▶ _Exercise_
Return every record below exactly as written, omitting any pictures.

▶ _Task inputs_

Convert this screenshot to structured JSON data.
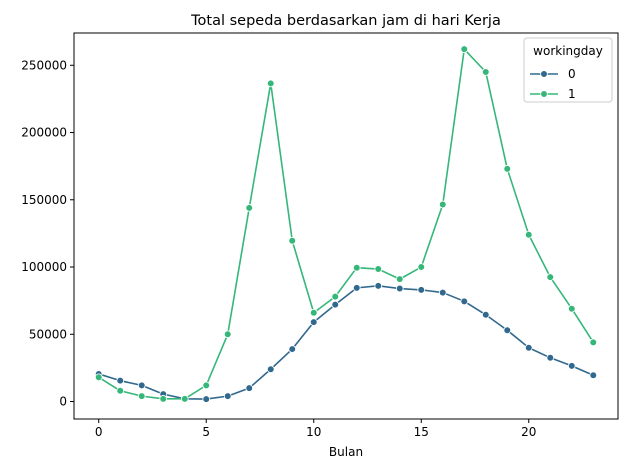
{
  "chart_data": {
    "type": "line",
    "title": "Total sepeda berdasarkan jam di hari Kerja",
    "xlabel": "Bulan",
    "ylabel": "",
    "xlim": [
      -1.15,
      24.15
    ],
    "ylim": [
      -13000,
      274000
    ],
    "xticks": [
      0,
      5,
      10,
      15,
      20
    ],
    "yticks": [
      0,
      50000,
      100000,
      150000,
      200000,
      250000
    ],
    "grid": false,
    "legend": {
      "title": "workingday",
      "placement": "top-right"
    },
    "x": [
      0,
      1,
      2,
      3,
      4,
      5,
      6,
      7,
      8,
      9,
      10,
      11,
      12,
      13,
      14,
      15,
      16,
      17,
      18,
      19,
      20,
      21,
      22,
      23
    ],
    "series": [
      {
        "name": "0",
        "color": "#31688e",
        "values": [
          20500,
          15500,
          12000,
          5500,
          2000,
          1800,
          4000,
          10000,
          24000,
          39000,
          59000,
          72000,
          84500,
          86000,
          84000,
          83000,
          81000,
          74500,
          64500,
          53000,
          40000,
          32500,
          26500,
          19500
        ]
      },
      {
        "name": "1",
        "color": "#35b779",
        "values": [
          18000,
          8000,
          4000,
          2000,
          2000,
          12000,
          50000,
          144000,
          236500,
          119500,
          66000,
          78000,
          99500,
          98500,
          91000,
          100000,
          146500,
          262000,
          245000,
          173000,
          124000,
          92500,
          69000,
          44000
        ]
      }
    ]
  }
}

▶ _Exercise answer_
Convert this screenshot to structured JSON data.
{
  "chart_data": {
    "type": "line",
    "title": "Total sepeda berdasarkan jam di hari Kerja",
    "xlabel": "Bulan",
    "ylabel": "",
    "xlim": [
      -1.15,
      24.15
    ],
    "ylim": [
      -13000,
      274000
    ],
    "xticks": [
      0,
      5,
      10,
      15,
      20
    ],
    "yticks": [
      0,
      50000,
      100000,
      150000,
      200000,
      250000
    ],
    "grid": false,
    "legend": {
      "title": "workingday",
      "placement": "top-right"
    },
    "x": [
      0,
      1,
      2,
      3,
      4,
      5,
      6,
      7,
      8,
      9,
      10,
      11,
      12,
      13,
      14,
      15,
      16,
      17,
      18,
      19,
      20,
      21,
      22,
      23
    ],
    "series": [
      {
        "name": "0",
        "color": "#31688e",
        "values": [
          20500,
          15500,
          12000,
          5500,
          2000,
          1800,
          4000,
          10000,
          24000,
          39000,
          59000,
          72000,
          84500,
          86000,
          84000,
          83000,
          81000,
          74500,
          64500,
          53000,
          40000,
          32500,
          26500,
          19500
        ]
      },
      {
        "name": "1",
        "color": "#35b779",
        "values": [
          18000,
          8000,
          4000,
          2000,
          2000,
          12000,
          50000,
          144000,
          236500,
          119500,
          66000,
          78000,
          99500,
          98500,
          91000,
          100000,
          146500,
          262000,
          245000,
          173000,
          124000,
          92500,
          69000,
          44000
        ]
      }
    ]
  }
}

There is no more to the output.